__Work to complete__:
Scan the lines below; pull out those with "text".

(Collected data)
>> start
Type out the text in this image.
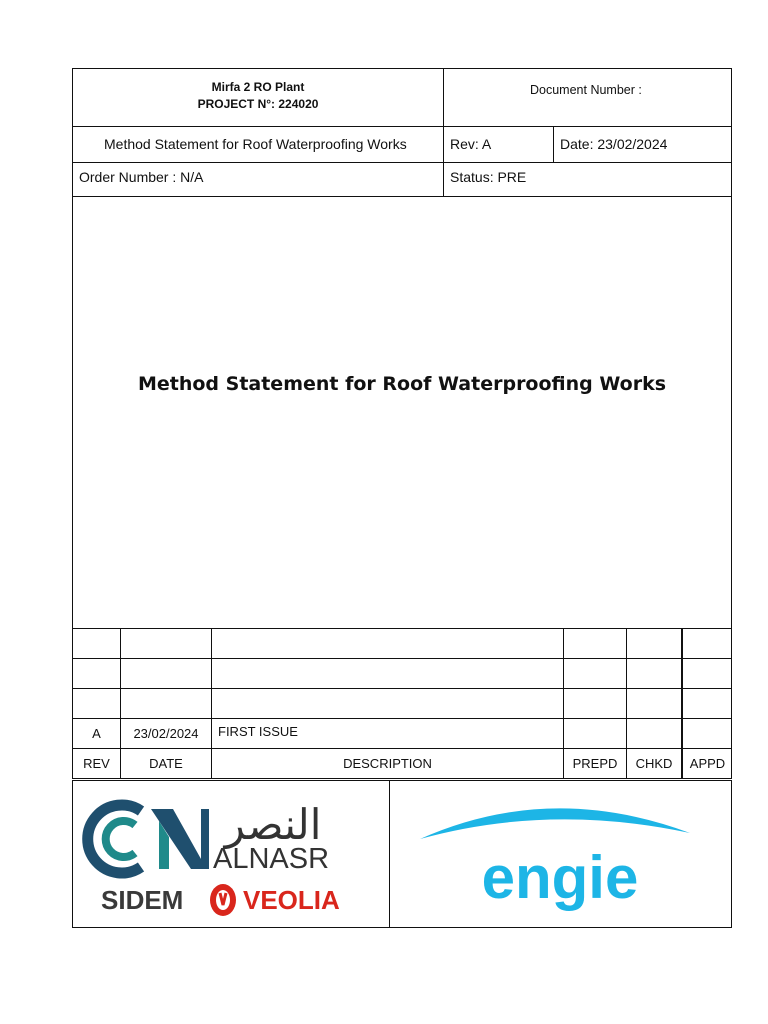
Mirfa 2 RO Plant
PROJECT N°: 224020
Document Number :
Method Statement for Roof Waterproofing Works	Rev: A	Date: 23/02/2024
Order Number : N/A	Status: PRE
Method Statement for Roof Waterproofing Works
A	23/02/2024	FIRST ISSUE
REV	DATE	DESCRIPTION	PREPD	CHKD	APPD
النصر
ALNASR
SIDEM VEOLIA engie
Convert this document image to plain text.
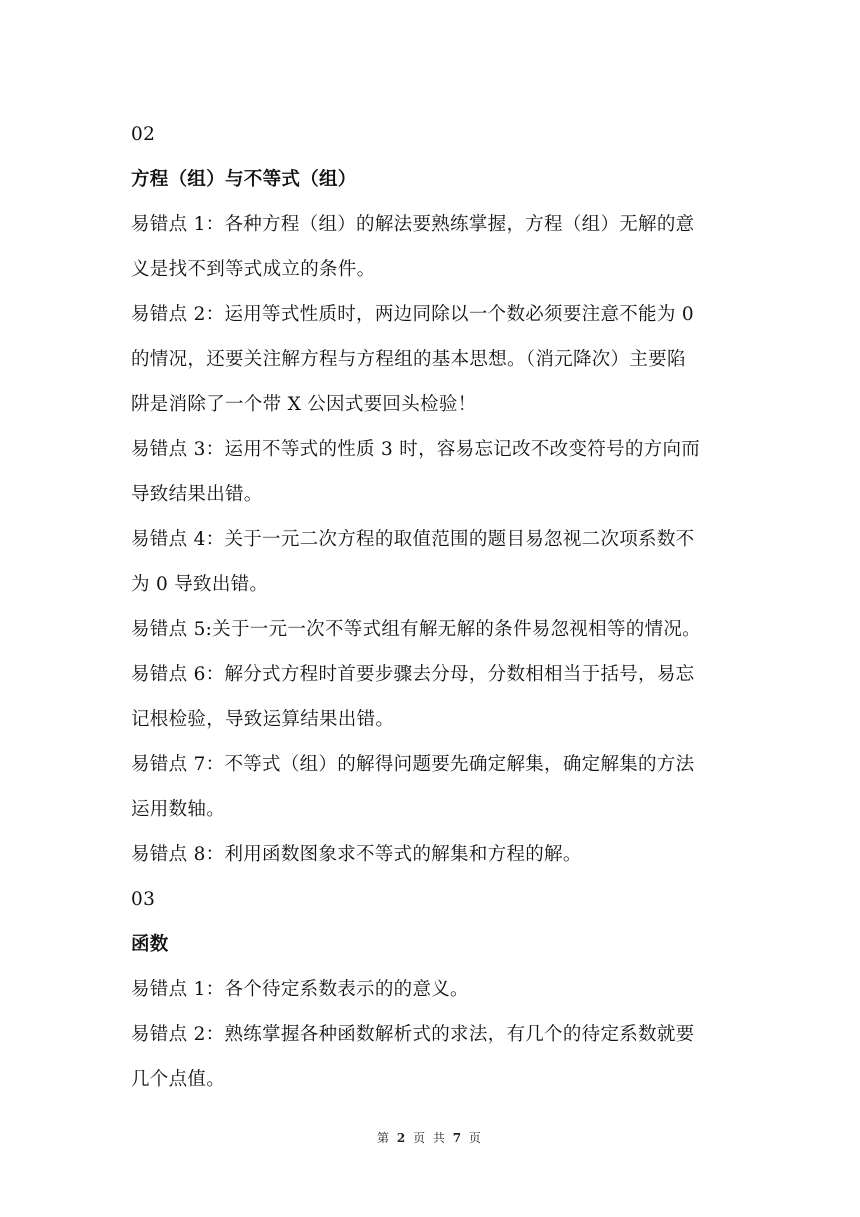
02
方程（组）与不等式（组）
易错点 1：各种方程（组）的解法要熟练掌握，方程（组）无解的意
义是找不到等式成立的条件。
易错点 2：运用等式性质时，两边同除以一个数必须要注意不能为 0
的情况，还要关注解方程与方程组的基本思想。（消元降次）主要陷
阱是消除了一个带 X 公因式要回头检验！
易错点 3：运用不等式的性质 3 时，容易忘记改不改变符号的方向而
导致结果出错。
易错点 4：关于一元二次方程的取值范围的题目易忽视二次项系数不
为 0 导致出错。
易错点 5:关于一元一次不等式组有解无解的条件易忽视相等的情况。
易错点 6：解分式方程时首要步骤去分母，分数相相当于括号，易忘
记根检验，导致运算结果出错。
易错点 7：不等式（组）的解得问题要先确定解集，确定解集的方法
运用数轴。
易错点 8：利用函数图象求不等式的解集和方程的解。
03
函数
易错点 1：各个待定系数表示的的意义。
易错点 2：熟练掌握各种函数解析式的求法，有几个的待定系数就要
几个点值。
第 2 页 共 7 页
>> end
__Problem solution__:
Type out the text in this image.
Convert this document image to plain text.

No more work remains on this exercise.